[start of Task data]

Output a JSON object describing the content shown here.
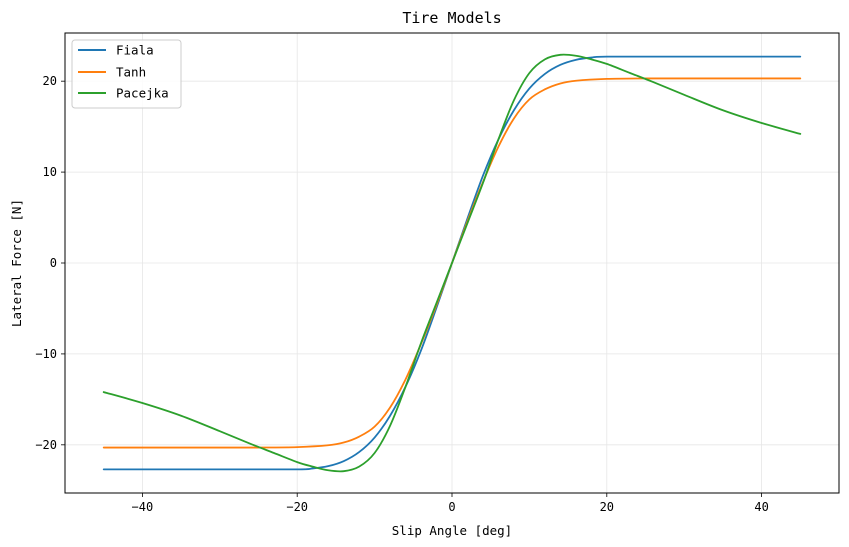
{
  "chart_data": {
    "type": "line",
    "title": "Tire Models",
    "xlabel": "Slip Angle [deg]",
    "ylabel": "Lateral Force [N]",
    "xlim": [
      -50,
      50
    ],
    "ylim": [
      -25.3,
      25.3
    ],
    "xticks": [
      -40,
      -20,
      0,
      20,
      40
    ],
    "yticks": [
      -20,
      -10,
      0,
      10,
      20
    ],
    "xtick_labels": [
      "−40",
      "−20",
      "0",
      "20",
      "40"
    ],
    "ytick_labels": [
      "−20",
      "−10",
      "0",
      "10",
      "20"
    ],
    "grid": true,
    "legend_position": "upper-left",
    "series": [
      {
        "name": "Fiala",
        "color": "#1f77b4",
        "x": [
          -45,
          -30,
          -20,
          -18,
          -16,
          -14,
          -12,
          -10,
          -8,
          -6,
          -4,
          -2,
          0,
          2,
          4,
          6,
          8,
          10,
          12,
          14,
          16,
          18,
          20,
          30,
          45
        ],
        "y": [
          -22.7,
          -22.7,
          -22.7,
          -22.6,
          -22.35,
          -21.8,
          -20.8,
          -19.2,
          -16.8,
          -13.6,
          -9.6,
          -4.9,
          0,
          4.9,
          9.6,
          13.6,
          16.8,
          19.2,
          20.8,
          21.8,
          22.35,
          22.6,
          22.7,
          22.7,
          22.7
        ]
      },
      {
        "name": "Tanh",
        "color": "#ff7f0e",
        "x": [
          -45,
          -30,
          -25,
          -20,
          -16,
          -14,
          -12,
          -10,
          -8,
          -6,
          -4,
          -2,
          0,
          2,
          4,
          6,
          8,
          10,
          12,
          14,
          16,
          20,
          25,
          30,
          45
        ],
        "y": [
          -20.3,
          -20.3,
          -20.3,
          -20.25,
          -20.05,
          -19.75,
          -19.1,
          -18.0,
          -15.9,
          -12.8,
          -8.9,
          -4.6,
          0,
          4.6,
          8.9,
          12.8,
          15.9,
          18.0,
          19.1,
          19.75,
          20.05,
          20.25,
          20.3,
          20.3,
          20.3
        ]
      },
      {
        "name": "Pacejka",
        "color": "#2ca02c",
        "x": [
          -45,
          -40,
          -35,
          -30,
          -26,
          -23,
          -20,
          -18,
          -16,
          -14,
          -12,
          -10,
          -8,
          -6,
          -4,
          -2,
          0,
          2,
          4,
          6,
          8,
          10,
          12,
          14,
          16,
          18,
          20,
          23,
          26,
          30,
          35,
          40,
          45
        ],
        "y": [
          -14.2,
          -15.4,
          -16.8,
          -18.5,
          -19.9,
          -20.9,
          -21.9,
          -22.4,
          -22.8,
          -22.9,
          -22.4,
          -20.9,
          -17.9,
          -13.6,
          -8.8,
          -4.4,
          0,
          4.4,
          8.8,
          13.6,
          17.9,
          20.9,
          22.4,
          22.9,
          22.8,
          22.4,
          21.9,
          20.9,
          19.9,
          18.5,
          16.8,
          15.4,
          14.2
        ]
      }
    ]
  }
}
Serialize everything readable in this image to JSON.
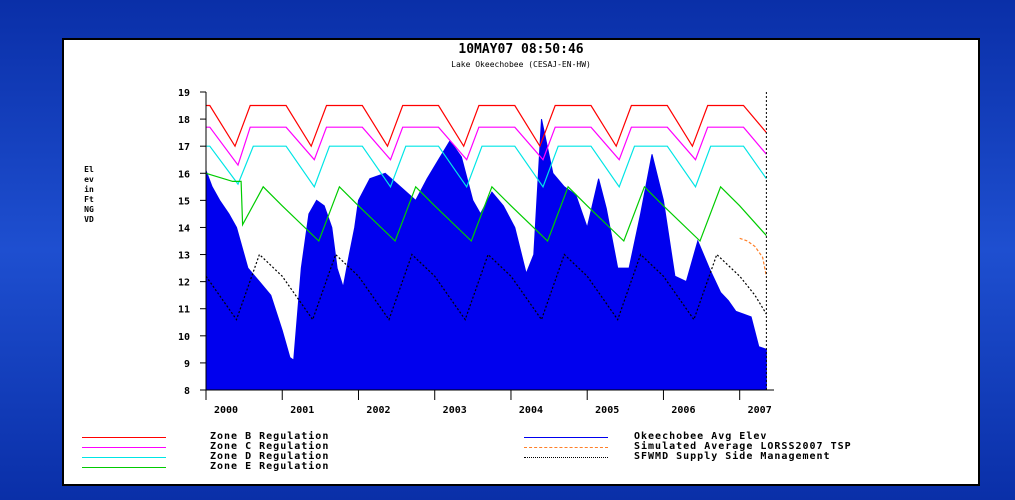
{
  "chart_data": {
    "type": "area",
    "title": "10MAY07   08:50:46",
    "subtitle": "Lake Okeechobee    (CESAJ-EN-HW)",
    "ylabel": "Elev in Ft NGVD",
    "ylim": [
      8,
      19
    ],
    "xlim": [
      2000,
      2007.45
    ],
    "yticks": [
      "8",
      "9",
      "10",
      "11",
      "12",
      "13",
      "14",
      "15",
      "16",
      "17",
      "18",
      "19"
    ],
    "xticks": [
      {
        "label": "2000",
        "x": 2000
      },
      {
        "label": "2001",
        "x": 2001
      },
      {
        "label": "2002",
        "x": 2002
      },
      {
        "label": "2003",
        "x": 2003
      },
      {
        "label": "2004",
        "x": 2004
      },
      {
        "label": "2005",
        "x": 2005
      },
      {
        "label": "2006",
        "x": 2006
      },
      {
        "label": "2007",
        "x": 2007
      }
    ],
    "current_date_line_x": 2007.35,
    "series": [
      {
        "name": "Zone B Regulation",
        "color": "#ff0000",
        "style": "solid",
        "x": [
          2000.0,
          2000.05,
          2000.38,
          2000.58,
          2001.05,
          2001.38,
          2001.58,
          2002.05,
          2002.38,
          2002.58,
          2003.05,
          2003.38,
          2003.58,
          2004.05,
          2004.38,
          2004.58,
          2005.05,
          2005.38,
          2005.58,
          2006.05,
          2006.38,
          2006.58,
          2007.05,
          2007.35
        ],
        "y": [
          18.5,
          18.5,
          17.0,
          18.5,
          18.5,
          17.0,
          18.5,
          18.5,
          17.0,
          18.5,
          18.5,
          17.0,
          18.5,
          18.5,
          17.0,
          18.5,
          18.5,
          17.0,
          18.5,
          18.5,
          17.0,
          18.5,
          18.5,
          17.5
        ]
      },
      {
        "name": "Zone C Regulation",
        "color": "#ff00ff",
        "style": "solid",
        "x": [
          2000.0,
          2000.05,
          2000.42,
          2000.58,
          2001.05,
          2001.42,
          2001.58,
          2002.05,
          2002.42,
          2002.58,
          2003.05,
          2003.42,
          2003.58,
          2004.05,
          2004.42,
          2004.58,
          2005.05,
          2005.42,
          2005.58,
          2006.05,
          2006.42,
          2006.58,
          2007.05,
          2007.35
        ],
        "y": [
          17.7,
          17.7,
          16.3,
          17.7,
          17.7,
          16.5,
          17.7,
          17.7,
          16.5,
          17.7,
          17.7,
          16.5,
          17.7,
          17.7,
          16.5,
          17.7,
          17.7,
          16.5,
          17.7,
          17.7,
          16.5,
          17.7,
          17.7,
          16.7
        ]
      },
      {
        "name": "Zone D Regulation",
        "color": "#00e5e5",
        "style": "solid",
        "x": [
          2000.0,
          2000.05,
          2000.42,
          2000.62,
          2001.05,
          2001.42,
          2001.62,
          2002.05,
          2002.42,
          2002.62,
          2003.05,
          2003.42,
          2003.62,
          2004.05,
          2004.42,
          2004.62,
          2005.05,
          2005.42,
          2005.62,
          2006.05,
          2006.42,
          2006.62,
          2007.05,
          2007.35
        ],
        "y": [
          17.0,
          17.0,
          15.6,
          17.0,
          17.0,
          15.5,
          17.0,
          17.0,
          15.5,
          17.0,
          17.0,
          15.5,
          17.0,
          17.0,
          15.5,
          17.0,
          17.0,
          15.5,
          17.0,
          17.0,
          15.5,
          17.0,
          17.0,
          15.8
        ]
      },
      {
        "name": "Zone E Regulation",
        "color": "#00cc00",
        "style": "solid",
        "x": [
          2000.0,
          2000.35,
          2000.46,
          2000.48,
          2000.75,
          2001.0,
          2001.48,
          2001.75,
          2002.0,
          2002.48,
          2002.75,
          2003.0,
          2003.48,
          2003.75,
          2004.0,
          2004.48,
          2004.75,
          2005.0,
          2005.48,
          2005.75,
          2006.0,
          2006.48,
          2006.75,
          2007.0,
          2007.35
        ],
        "y": [
          16.0,
          15.7,
          15.7,
          14.1,
          15.5,
          14.8,
          13.5,
          15.5,
          14.8,
          13.5,
          15.5,
          14.8,
          13.5,
          15.5,
          14.8,
          13.5,
          15.5,
          14.8,
          13.5,
          15.5,
          14.8,
          13.5,
          15.5,
          14.8,
          13.7
        ]
      },
      {
        "name": "Okeechobee Avg Elev",
        "color": "#0000ee",
        "style": "area",
        "x": [
          2000.0,
          2000.08,
          2000.18,
          2000.3,
          2000.4,
          2000.55,
          2000.7,
          2000.85,
          2001.0,
          2001.1,
          2001.15,
          2001.25,
          2001.35,
          2001.45,
          2001.55,
          2001.65,
          2001.72,
          2001.8,
          2001.88,
          2001.95,
          2002.0,
          2002.15,
          2002.35,
          2002.55,
          2002.75,
          2002.9,
          2003.05,
          2003.2,
          2003.35,
          2003.5,
          2003.6,
          2003.75,
          2003.9,
          2004.05,
          2004.2,
          2004.3,
          2004.4,
          2004.55,
          2004.7,
          2004.85,
          2005.0,
          2005.15,
          2005.25,
          2005.4,
          2005.55,
          2005.7,
          2005.85,
          2006.0,
          2006.15,
          2006.3,
          2006.45,
          2006.6,
          2006.75,
          2006.85,
          2006.95,
          2007.05,
          2007.15,
          2007.25,
          2007.35
        ],
        "y": [
          16.1,
          15.5,
          15.0,
          14.5,
          14.0,
          12.5,
          12.0,
          11.5,
          10.2,
          9.2,
          9.1,
          12.5,
          14.5,
          15.0,
          14.8,
          14.0,
          12.5,
          11.8,
          13.0,
          14.0,
          15.0,
          15.8,
          16.0,
          15.5,
          15.0,
          15.8,
          16.5,
          17.2,
          16.6,
          15.0,
          14.5,
          15.3,
          14.8,
          14.0,
          12.3,
          13.0,
          18.0,
          16.0,
          15.5,
          15.2,
          14.0,
          15.8,
          14.7,
          12.5,
          12.5,
          14.5,
          16.7,
          15.0,
          12.2,
          12.0,
          13.5,
          12.5,
          11.6,
          11.3,
          10.9,
          10.8,
          10.7,
          9.6,
          9.5
        ]
      },
      {
        "name": "Simulated Average LORSS2007 TSP",
        "color": "#ff7f27",
        "style": "dashed",
        "x": [
          2007.0,
          2007.1,
          2007.2,
          2007.3,
          2007.35
        ],
        "y": [
          13.6,
          13.5,
          13.3,
          12.9,
          12.2
        ]
      },
      {
        "name": "SFWMD Supply Side Management",
        "color": "#000000",
        "style": "dotted",
        "x": [
          2000.0,
          2000.4,
          2000.7,
          2001.0,
          2001.4,
          2001.7,
          2002.0,
          2002.4,
          2002.7,
          2003.0,
          2003.4,
          2003.7,
          2004.0,
          2004.4,
          2004.7,
          2005.0,
          2005.4,
          2005.7,
          2006.0,
          2006.4,
          2006.7,
          2007.0,
          2007.2,
          2007.35
        ],
        "y": [
          12.2,
          10.6,
          13.0,
          12.2,
          10.6,
          13.0,
          12.2,
          10.6,
          13.0,
          12.2,
          10.6,
          13.0,
          12.2,
          10.6,
          13.0,
          12.2,
          10.6,
          13.0,
          12.2,
          10.6,
          13.0,
          12.2,
          11.5,
          10.8
        ]
      }
    ]
  }
}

[end of Task data]

Directions for this task
Copy out every line from the material above in which the word "ylabel" appears.

Solution to the exercise
    "ylabel": "Lateral Force [N]",
    "ylabel": "Elev in Ft NGVD",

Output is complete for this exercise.